• Exercise details:
Convert the data below into a JSON list of strings, one string per line. Skip blank lines and leave out the pictures.

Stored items
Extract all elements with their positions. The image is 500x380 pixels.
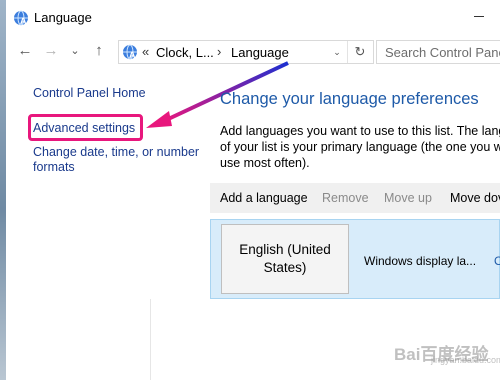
remove-button[interactable]: Remove — [322, 191, 369, 205]
sidebar-item-advanced-settings[interactable]: Advanced settings — [33, 121, 135, 135]
address-bar[interactable]: A « Clock, L... › Language ⌄ ↻ — [118, 40, 374, 64]
description-line: use most often). — [220, 156, 310, 170]
control-panel-window: A Language ← → ⌄ ↑ A « Clock, L... › Lan… — [6, 0, 500, 380]
language-options-link[interactable]: Op — [494, 254, 500, 268]
language-name-line: English (United — [239, 242, 331, 257]
control-panel-globe-icon: A — [123, 44, 137, 60]
language-list-item[interactable]: English (United States) Windows display … — [210, 219, 500, 299]
language-toolbar: Add a language Remove Move up Move dov — [210, 183, 500, 213]
control-panel-globe-icon: A — [14, 10, 28, 26]
forward-arrow-icon[interactable]: → — [40, 40, 62, 62]
description-line: Add languages you want to use to this li… — [220, 124, 500, 138]
svg-text:A: A — [20, 16, 27, 26]
add-language-button[interactable]: Add a language — [220, 191, 308, 205]
search-placeholder: Search Control Panel — [385, 45, 500, 60]
breadcrumb-clock-language[interactable]: Clock, L... — [156, 45, 214, 60]
svg-text:A: A — [129, 50, 136, 60]
breadcrumb-language[interactable]: Language — [231, 45, 289, 60]
up-arrow-icon[interactable]: ↑ — [88, 40, 110, 62]
move-down-button[interactable]: Move dov — [450, 191, 500, 205]
address-dropdown-icon[interactable]: ⌄ — [329, 42, 345, 62]
chevron-down-icon[interactable]: ⌄ — [64, 40, 86, 62]
page-description: Add languages you want to use to this li… — [220, 123, 500, 171]
title-bar: A Language — [6, 0, 500, 36]
breadcrumb-separator[interactable]: › — [217, 44, 221, 59]
page-title: Change your language preferences — [220, 90, 479, 108]
sidebar-item-change-date-time[interactable]: Change date, time, or number — [33, 145, 199, 159]
search-input[interactable]: Search Control Panel — [376, 40, 500, 64]
window-title: Language — [34, 10, 92, 25]
language-name-line: States) — [263, 260, 307, 275]
minimize-button[interactable] — [464, 0, 500, 30]
language-status: Windows display la... — [364, 254, 477, 268]
sidebar-item-change-date-time-formats[interactable]: formats — [33, 160, 75, 174]
back-arrow-icon[interactable]: ← — [14, 40, 36, 62]
language-name-tile[interactable]: English (United States) — [221, 224, 349, 294]
breadcrumb-overflow[interactable]: « — [142, 44, 149, 59]
move-up-button[interactable]: Move up — [384, 191, 432, 205]
description-line: of your list is your primary language (t… — [220, 140, 500, 154]
pane-divider — [150, 299, 151, 380]
sidebar-item-control-panel-home[interactable]: Control Panel Home — [33, 86, 146, 100]
refresh-icon[interactable]: ↻ — [347, 41, 372, 63]
watermark-url: jingyan.baidu.com — [431, 355, 500, 365]
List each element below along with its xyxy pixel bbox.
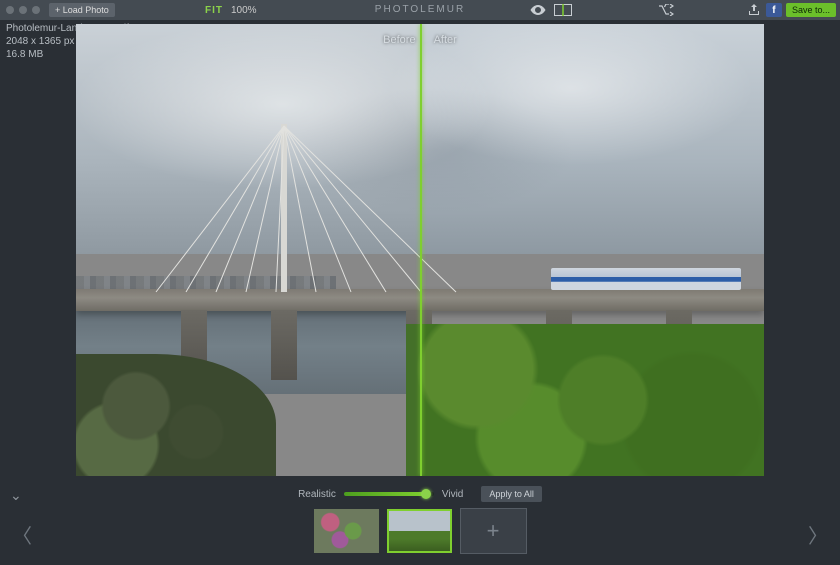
after-label: After bbox=[434, 34, 457, 46]
realistic-label: Realistic bbox=[298, 489, 336, 500]
zoom-fit-button[interactable]: FIT bbox=[205, 5, 223, 16]
load-photo-button[interactable]: + Load Photo bbox=[49, 3, 115, 17]
traffic-light-minimize[interactable] bbox=[19, 6, 27, 14]
train bbox=[551, 268, 741, 290]
top-toolbar: + Load Photo FIT 100% PHOTOLEMUR f Save … bbox=[0, 0, 840, 20]
style-slider-knob[interactable] bbox=[421, 489, 431, 499]
app-title: PHOTOLEMUR bbox=[375, 0, 465, 20]
preview-canvas[interactable]: Before After bbox=[76, 24, 764, 476]
prev-photo-arrow-icon[interactable]: 〈 bbox=[12, 520, 32, 549]
vivid-label: Vivid bbox=[442, 489, 464, 500]
thumbnail-item-selected[interactable] bbox=[387, 509, 452, 553]
save-to-button[interactable]: Save to... bbox=[786, 3, 836, 17]
add-photo-button[interactable]: + bbox=[460, 508, 527, 554]
style-slider-fill bbox=[344, 492, 426, 496]
facebook-share-button[interactable]: f bbox=[766, 3, 782, 17]
apply-to-all-button[interactable]: Apply to All bbox=[481, 486, 542, 502]
thumbnail-item[interactable] bbox=[314, 509, 379, 553]
traffic-light-zoom[interactable] bbox=[32, 6, 40, 14]
foliage-right bbox=[406, 324, 764, 476]
before-label: Before bbox=[383, 34, 415, 46]
zoom-controls: FIT 100% bbox=[205, 0, 257, 20]
before-after-labels: Before After bbox=[383, 34, 457, 46]
next-photo-arrow-icon[interactable]: 〉 bbox=[808, 520, 828, 549]
compare-split-icon[interactable] bbox=[554, 4, 572, 16]
share-icon[interactable] bbox=[746, 3, 762, 17]
style-slider[interactable] bbox=[344, 492, 434, 496]
thumbnail-strip: + bbox=[0, 506, 840, 556]
shuffle-icon[interactable] bbox=[658, 0, 674, 20]
preview-eye-icon[interactable] bbox=[530, 4, 546, 16]
zoom-percent-button[interactable]: 100% bbox=[231, 5, 257, 16]
style-slider-row: Realistic Vivid Apply to All bbox=[0, 485, 840, 503]
compare-divider-handle[interactable] bbox=[420, 24, 422, 476]
traffic-light-close[interactable] bbox=[6, 6, 14, 14]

• Written response:
[
  "Extract all elements with their positions. The image is 500x380 pixels.",
  "remove-button[interactable]: Remove — [322, 191, 369, 205]",
  "sidebar-item-advanced-settings[interactable]: Advanced settings — [33, 121, 135, 135]",
  "address-bar[interactable]: A « Clock, L... › Language ⌄ ↻ — [118, 40, 374, 64]",
  "description-line: use most often). — [220, 156, 310, 170]",
  "control-panel-window: A Language ← → ⌄ ↑ A « Clock, L... › Lan… — [6, 0, 500, 380]",
  "language-options-link[interactable]: Op — [494, 254, 500, 268]",
  "language-name-line: English (United — [239, 242, 331, 257]",
  "control-panel-globe-icon: A — [123, 44, 137, 60]",
  "language-list-item[interactable]: English (United States) Windows display … — [210, 219, 500, 299]",
  "language-toolbar: Add a language Remove Move up Move dov — [210, 183, 500, 213]",
  "control-panel-globe-icon: A — [14, 10, 28, 26]",
  "forward-arrow-icon[interactable]: → — [40, 40, 62, 62]",
  "description-line: Add languages you want to use to this li… — [220, 124, 500, 138]",
  "svg-text:A: A — [20, 16, 27, 26]",
  "add-language-button[interactable]: Add a language — [220, 191, 308, 205]",
  "search-placeholder: Search Control Panel — [385, 45, 500, 60]",
  "breadcrumb-clock-language[interactable]: Clock, L... — [156, 45, 214, 60]",
  "svg-text:A: A — [129, 50, 136, 60]",
  "breadcrumb-language[interactable]: Language — [231, 45, 289, 60]",
  "up-arrow-icon[interactable]: ↑ — [88, 40, 110, 62]",
  "move-down-button[interactable]: Move dov — [450, 191, 500, 205]",
  "address-dropdown-icon[interactable]: ⌄ — [329, 42, 345, 62]",
  "chevron-down-icon[interactable]: ⌄ — [64, 40, 86, 62]",
  "page-description: Add languages you want to use to this li… — [220, 123, 500, 171]",
  "title-bar: A Language — [6, 0, 500, 36]",
  "breadcrumb-separator[interactable]: › — [217, 44, 221, 59]",
  "page-title: Change your language preferences — [220, 90, 479, 108]",
  "sidebar-item-change-date-time[interactable]: Change date, time, or number — [33, 145, 199, 159]",
  "search-input[interactable]: Search Control Panel — [376, 40, 500, 64]",
  "window-title: Language — [34, 10, 92, 25]",
  "language-name-line: States) — [263, 260, 307, 275]",
  "minimize-button[interactable] — [464, 0, 500, 30]",
  "language-status: Windows display la... — [364, 254, 477, 268]",
  "sidebar-item-change-date-time-formats[interactable]: formats — [33, 160, 75, 174]",
  "back-arrow-icon[interactable]: ← — [14, 40, 36, 62]",
  "language-name-tile[interactable]: English (United States) — [221, 224, 349, 294]",
  "breadcrumb-overflow[interactable]: « — [142, 44, 149, 59]",
  "move-up-button[interactable]: Move up — [384, 191, 432, 205]",
  "description-line: of your list is your primary language (t… — [220, 140, 500, 154]",
  "pane-divider — [150, 299, 151, 380]",
  "sidebar-item-control-panel-home[interactable]: Control Panel Home — [33, 86, 146, 100]",
  "refresh-icon[interactable]: ↻ — [347, 41, 372, 63]",
  "watermark-url: jingyan.baidu.com — [431, 355, 500, 365]",
  "List each element below along with its xyxy pixel bbox.",
  "after-label: After bbox=[434, 34, 457, 46]",
  "realistic-label: Realistic bbox=[298, 489, 336, 500]",
  "zoom-fit-button[interactable]: FIT bbox=[205, 5, 223, 16]",
  "load-photo-button[interactable]: + Load Photo bbox=[49, 3, 115, 17]",
  "traffic-light-minimize[interactable] bbox=[19, 6, 27, 14]",
  "train bbox=[551, 268, 741, 290]",
  "top-toolbar: + Load Photo FIT 100% PHOTOLEMUR f Save … bbox=[0, 0, 840, 20]",
  "style-slider-knob[interactable] bbox=[421, 489, 431, 499]",
  "app-title: PHOTOLEMUR bbox=[375, 0, 465, 20]",
  "preview-canvas[interactable]: Before After bbox=[76, 24, 764, 476]",
  "prev-photo-arrow-icon[interactable]: 〈 bbox=[12, 520, 32, 549]",
  "vivid-label: Vivid bbox=[442, 489, 464, 500]",
  "thumbnail-item-selected[interactable] bbox=[387, 509, 452, 553]",
  "save-to-button[interactable]: Save to... bbox=[786, 3, 836, 17]",
  "add-photo-button[interactable]: + bbox=[460, 508, 527, 554]",
  "style-slider-fill bbox=[344, 492, 426, 496]",
  "facebook-share-button[interactable]: f bbox=[766, 3, 782, 17]",
  "apply-to-all-button[interactable]: Apply to All bbox=[481, 486, 542, 502]",
  "thumbnail-item[interactable] bbox=[314, 509, 379, 553]",
  "traffic-light-zoom[interactable] bbox=[32, 6, 40, 14]",
  "foliage-right bbox=[406, 324, 764, 476]",
  "before-label: Before bbox=[383, 34, 415, 46]",
  "zoom-controls: FIT 100% bbox=[205, 0, 257, 20]",
  "before-after-labels: Before After bbox=[383, 34, 457, 46]",
  "next-photo-arrow-icon[interactable]: 〉 bbox=[808, 520, 828, 549]",
  "compare-split-icon[interactable] bbox=[554, 4, 572, 16]",
  "share-icon[interactable] bbox=[746, 3, 762, 17]",
  "style-slider[interactable] bbox=[344, 492, 434, 496]",
  "thumbnail-strip: + bbox=[0, 506, 840, 556]",
  "shuffle-icon[interactable] bbox=[658, 0, 674, 20]",
  "preview-eye-icon[interactable] bbox=[530, 4, 546, 16]",
  "zoom-percent-button[interactable]: 100% bbox=[231, 5, 257, 16]",
  "style-slider-row: Realistic Vivid Apply to All bbox=[0, 485, 840, 503]",
  "compare-divider-handle[interactable] bbox=[420, 24, 422, 476]",
  "traffic-light-close[interactable] bbox=[6, 6, 14, 14]"
]